**AIM**
What follows is a listing; restate every line of it word for word.

▼

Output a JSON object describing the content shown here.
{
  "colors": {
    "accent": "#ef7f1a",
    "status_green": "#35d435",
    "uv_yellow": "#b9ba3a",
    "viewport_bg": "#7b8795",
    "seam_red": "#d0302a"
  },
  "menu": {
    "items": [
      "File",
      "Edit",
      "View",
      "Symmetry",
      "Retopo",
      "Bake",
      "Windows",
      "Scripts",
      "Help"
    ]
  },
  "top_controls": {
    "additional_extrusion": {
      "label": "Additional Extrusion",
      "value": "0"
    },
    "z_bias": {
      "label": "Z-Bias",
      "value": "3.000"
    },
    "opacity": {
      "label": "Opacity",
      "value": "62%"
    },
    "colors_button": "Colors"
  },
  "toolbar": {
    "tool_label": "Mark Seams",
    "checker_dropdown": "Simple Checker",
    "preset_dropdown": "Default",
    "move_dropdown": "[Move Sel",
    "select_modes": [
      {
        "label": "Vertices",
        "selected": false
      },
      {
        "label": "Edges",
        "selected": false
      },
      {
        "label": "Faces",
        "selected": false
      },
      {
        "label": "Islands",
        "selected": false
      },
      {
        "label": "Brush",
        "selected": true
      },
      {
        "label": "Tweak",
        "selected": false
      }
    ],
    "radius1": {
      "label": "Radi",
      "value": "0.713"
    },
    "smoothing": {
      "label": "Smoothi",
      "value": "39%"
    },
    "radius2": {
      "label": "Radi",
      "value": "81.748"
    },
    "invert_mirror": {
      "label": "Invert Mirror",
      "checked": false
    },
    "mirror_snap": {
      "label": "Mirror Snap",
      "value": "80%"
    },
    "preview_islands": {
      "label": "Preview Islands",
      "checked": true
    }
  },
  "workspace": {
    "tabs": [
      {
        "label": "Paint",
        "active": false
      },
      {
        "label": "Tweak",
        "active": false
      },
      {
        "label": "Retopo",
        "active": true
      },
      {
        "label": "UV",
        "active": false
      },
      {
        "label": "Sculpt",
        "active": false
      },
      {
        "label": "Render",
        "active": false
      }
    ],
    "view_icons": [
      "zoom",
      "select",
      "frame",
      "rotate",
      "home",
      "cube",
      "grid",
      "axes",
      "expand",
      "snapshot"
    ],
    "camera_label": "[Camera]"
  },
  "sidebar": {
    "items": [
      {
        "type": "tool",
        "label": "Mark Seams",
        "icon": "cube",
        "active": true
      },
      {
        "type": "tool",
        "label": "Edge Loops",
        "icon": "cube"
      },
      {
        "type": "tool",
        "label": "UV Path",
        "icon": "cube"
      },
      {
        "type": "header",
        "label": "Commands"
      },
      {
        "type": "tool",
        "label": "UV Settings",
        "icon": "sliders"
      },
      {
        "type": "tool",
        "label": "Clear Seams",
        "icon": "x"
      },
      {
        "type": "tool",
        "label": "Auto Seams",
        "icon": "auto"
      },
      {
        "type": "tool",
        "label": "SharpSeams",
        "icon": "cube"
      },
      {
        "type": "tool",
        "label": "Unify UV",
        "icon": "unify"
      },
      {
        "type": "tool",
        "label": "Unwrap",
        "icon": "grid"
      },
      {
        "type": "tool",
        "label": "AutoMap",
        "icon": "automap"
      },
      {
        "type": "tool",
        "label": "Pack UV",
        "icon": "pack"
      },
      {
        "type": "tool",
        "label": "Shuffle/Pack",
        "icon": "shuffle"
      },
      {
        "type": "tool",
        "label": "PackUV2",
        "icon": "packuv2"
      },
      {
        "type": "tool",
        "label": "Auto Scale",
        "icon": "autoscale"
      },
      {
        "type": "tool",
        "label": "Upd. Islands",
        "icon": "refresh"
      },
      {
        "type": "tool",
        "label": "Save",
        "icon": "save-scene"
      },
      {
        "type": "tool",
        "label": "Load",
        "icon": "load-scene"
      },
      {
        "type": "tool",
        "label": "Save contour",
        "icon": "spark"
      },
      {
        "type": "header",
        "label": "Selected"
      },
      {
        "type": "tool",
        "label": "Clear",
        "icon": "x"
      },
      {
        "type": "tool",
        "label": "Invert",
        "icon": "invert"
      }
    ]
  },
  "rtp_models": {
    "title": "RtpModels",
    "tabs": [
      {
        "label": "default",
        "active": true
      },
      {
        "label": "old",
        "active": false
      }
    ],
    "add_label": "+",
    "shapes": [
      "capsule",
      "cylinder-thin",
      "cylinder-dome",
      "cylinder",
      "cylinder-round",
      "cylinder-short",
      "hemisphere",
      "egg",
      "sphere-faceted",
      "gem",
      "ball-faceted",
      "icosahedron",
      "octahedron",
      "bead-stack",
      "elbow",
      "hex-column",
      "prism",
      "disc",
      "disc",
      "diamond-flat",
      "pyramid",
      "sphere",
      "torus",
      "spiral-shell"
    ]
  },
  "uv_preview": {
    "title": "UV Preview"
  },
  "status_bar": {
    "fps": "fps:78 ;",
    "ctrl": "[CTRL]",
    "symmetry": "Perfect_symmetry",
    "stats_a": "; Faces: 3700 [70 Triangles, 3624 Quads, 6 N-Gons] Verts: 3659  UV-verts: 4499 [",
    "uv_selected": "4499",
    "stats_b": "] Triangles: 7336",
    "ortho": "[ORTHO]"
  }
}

▲

**ANSWER TO THIS EXERCISE**
Output a JSON object describing the content shown here.
{
  "colors": {
    "accent": "#ef7f1a",
    "status_green": "#35d435",
    "uv_yellow": "#b9ba3a",
    "viewport_bg": "#7b8795",
    "seam_red": "#d0302a"
  },
  "menu": {
    "items": [
      "File",
      "Edit",
      "View",
      "Symmetry",
      "Retopo",
      "Bake",
      "Windows",
      "Scripts",
      "Help"
    ]
  },
  "top_controls": {
    "additional_extrusion": {
      "label": "Additional Extrusion",
      "value": "0"
    },
    "z_bias": {
      "label": "Z-Bias",
      "value": "3.000"
    },
    "opacity": {
      "label": "Opacity",
      "value": "62%"
    },
    "colors_button": "Colors"
  },
  "toolbar": {
    "tool_label": "Mark Seams",
    "checker_dropdown": "Simple Checker",
    "preset_dropdown": "Default",
    "move_dropdown": "[Move Sel",
    "select_modes": [
      {
        "label": "Vertices",
        "selected": false
      },
      {
        "label": "Edges",
        "selected": false
      },
      {
        "label": "Faces",
        "selected": false
      },
      {
        "label": "Islands",
        "selected": false
      },
      {
        "label": "Brush",
        "selected": true
      },
      {
        "label": "Tweak",
        "selected": false
      }
    ],
    "radius1": {
      "label": "Radi",
      "value": "0.713"
    },
    "smoothing": {
      "label": "Smoothi",
      "value": "39%"
    },
    "radius2": {
      "label": "Radi",
      "value": "81.748"
    },
    "invert_mirror": {
      "label": "Invert Mirror",
      "checked": false
    },
    "mirror_snap": {
      "label": "Mirror Snap",
      "value": "80%"
    },
    "preview_islands": {
      "label": "Preview Islands",
      "checked": true
    }
  },
  "workspace": {
    "tabs": [
      {
        "label": "Paint",
        "active": false
      },
      {
        "label": "Tweak",
        "active": false
      },
      {
        "label": "Retopo",
        "active": true
      },
      {
        "label": "UV",
        "active": false
      },
      {
        "label": "Sculpt",
        "active": false
      },
      {
        "label": "Render",
        "active": false
      }
    ],
    "view_icons": [
      "zoom",
      "select",
      "frame",
      "rotate",
      "home",
      "cube",
      "grid",
      "axes",
      "expand",
      "snapshot"
    ],
    "camera_label": "[Camera]"
  },
  "sidebar": {
    "items": [
      {
        "type": "tool",
        "label": "Mark Seams",
        "icon": "cube",
        "active": true
      },
      {
        "type": "tool",
        "label": "Edge Loops",
        "icon": "cube"
      },
      {
        "type": "tool",
        "label": "UV Path",
        "icon": "cube"
      },
      {
        "type": "header",
        "label": "Commands"
      },
      {
        "type": "tool",
        "label": "UV Settings",
        "icon": "sliders"
      },
      {
        "type": "tool",
        "label": "Clear Seams",
        "icon": "x"
      },
      {
        "type": "tool",
        "label": "Auto Seams",
        "icon": "auto"
      },
      {
        "type": "tool",
        "label": "SharpSeams",
        "icon": "cube"
      },
      {
        "type": "tool",
        "label": "Unify UV",
        "icon": "unify"
      },
      {
        "type": "tool",
        "label": "Unwrap",
        "icon": "grid"
      },
      {
        "type": "tool",
        "label": "AutoMap",
        "icon": "automap"
      },
      {
        "type": "tool",
        "label": "Pack UV",
        "icon": "pack"
      },
      {
        "type": "tool",
        "label": "Shuffle/Pack",
        "icon": "shuffle"
      },
      {
        "type": "tool",
        "label": "PackUV2",
        "icon": "packuv2"
      },
      {
        "type": "tool",
        "label": "Auto Scale",
        "icon": "autoscale"
      },
      {
        "type": "tool",
        "label": "Upd. Islands",
        "icon": "refresh"
      },
      {
        "type": "tool",
        "label": "Save",
        "icon": "save-scene"
      },
      {
        "type": "tool",
        "label": "Load",
        "icon": "load-scene"
      },
      {
        "type": "tool",
        "label": "Save contour",
        "icon": "spark"
      },
      {
        "type": "header",
        "label": "Selected"
      },
      {
        "type": "tool",
        "label": "Clear",
        "icon": "x"
      },
      {
        "type": "tool",
        "label": "Invert",
        "icon": "invert"
      }
    ]
  },
  "rtp_models": {
    "title": "RtpModels",
    "tabs": [
      {
        "label": "default",
        "active": true
      },
      {
        "label": "old",
        "active": false
      }
    ],
    "add_label": "+",
    "shapes": [
      "capsule",
      "cylinder-thin",
      "cylinder-dome",
      "cylinder",
      "cylinder-round",
      "cylinder-short",
      "hemisphere",
      "egg",
      "sphere-faceted",
      "gem",
      "ball-faceted",
      "icosahedron",
      "octahedron",
      "bead-stack",
      "elbow",
      "hex-column",
      "prism",
      "disc",
      "disc",
      "diamond-flat",
      "pyramid",
      "sphere",
      "torus",
      "spiral-shell"
    ]
  },
  "uv_preview": {
    "title": "UV Preview"
  },
  "status_bar": {
    "fps": "fps:78 ;",
    "ctrl": "[CTRL]",
    "symmetry": "Perfect_symmetry",
    "stats_a": "; Faces: 3700 [70 Triangles, 3624 Quads, 6 N-Gons] Verts: 3659  UV-verts: 4499 [",
    "uv_selected": "4499",
    "stats_b": "] Triangles: 7336",
    "ortho": "[ORTHO]"
  }
}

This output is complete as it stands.